Instruction: Search the records for the word "базы" and pick out every line that has it.

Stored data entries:
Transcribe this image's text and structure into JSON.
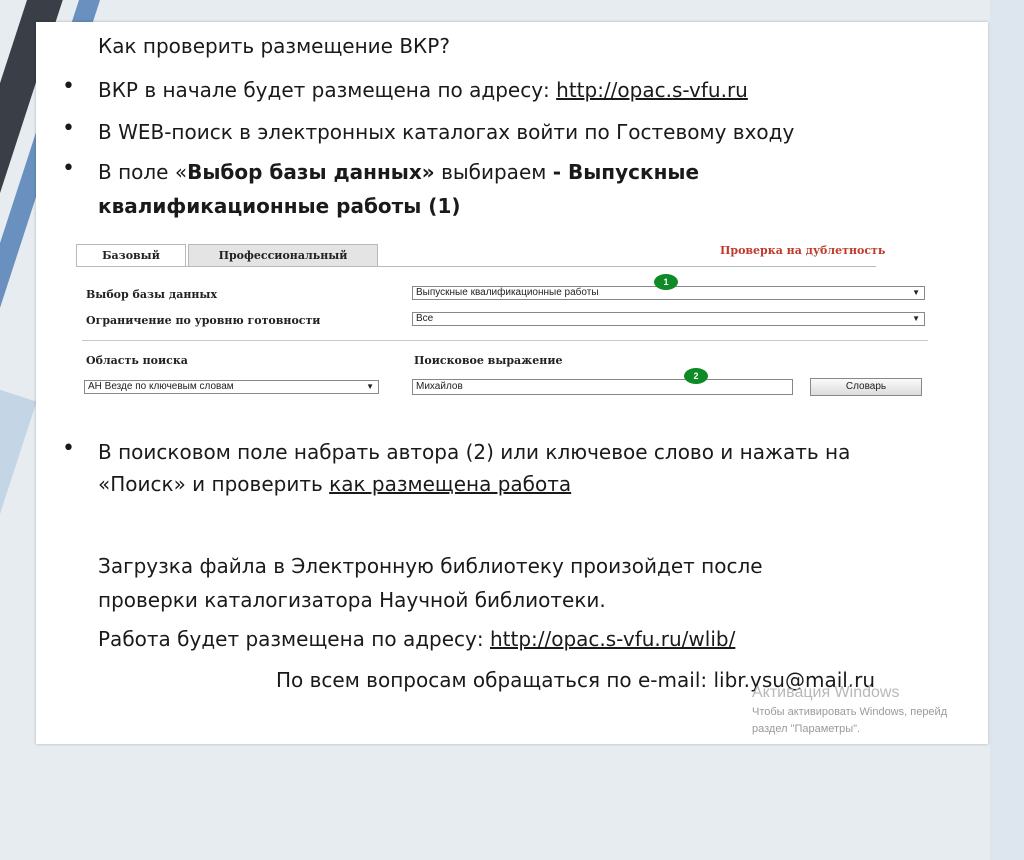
{
  "slide": {
    "heading": "Как проверить размещение ВКР?",
    "bullet_char": "•",
    "b1_text": "ВКР в начале будет размещена по адресу: ",
    "b1_link": "http://opac.s-vfu.ru",
    "b2_text": "В WEB-поиск в электронных каталогах войти по Гостевому входу",
    "b3_pre": "В поле «",
    "b3_bold1": "Выбор базы данных»",
    "b3_mid": "  выбираем ",
    "b3_bold2": "-  Выпускные",
    "b3_line2": "квалификационные работы (1)",
    "b4_line1": "В поисковом  поле набрать автора (2) или ключевое слово и нажать на",
    "b4_line2_pre": "«Поиск» и проверить ",
    "b4_line2_link": "как размещена работа",
    "p1_line1": "Загрузка файла в Электронную библиотеку произойдет после",
    "p1_line2": "проверки каталогизатора Научной библиотеки.",
    "p2_text": "Работа будет размещена по адресу: ",
    "p2_link": "http://opac.s-vfu.ru/wlib/",
    "contact": "По всем вопросам обращаться по e-mail: libr.ysu@mail.ru"
  },
  "opac": {
    "tab_basic": "Базовый",
    "tab_pro": "Профессиональный",
    "duplicate_link": "Проверка на дублетность",
    "db_label": "Выбор базы данных",
    "db_value": "Выпускные квалификационные работы",
    "ready_label": "Ограничение по уровню готовности",
    "ready_value": "Все",
    "area_label": "Область поиска",
    "area_value": "АН Везде по ключевым словам",
    "expr_label": "Поисковое выражение",
    "expr_value": "Михайлов",
    "dict_button": "Словарь",
    "badge1": "1",
    "badge2": "2",
    "arrow": "▼"
  },
  "watermark": {
    "title": "Активация Windows",
    "line1": "Чтобы активировать Windows, перейд",
    "line2": "раздел \"Параметры\"."
  }
}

Finished task:
    "b3_bold1": "Выбор базы данных»",
    "db_label": "Выбор базы данных",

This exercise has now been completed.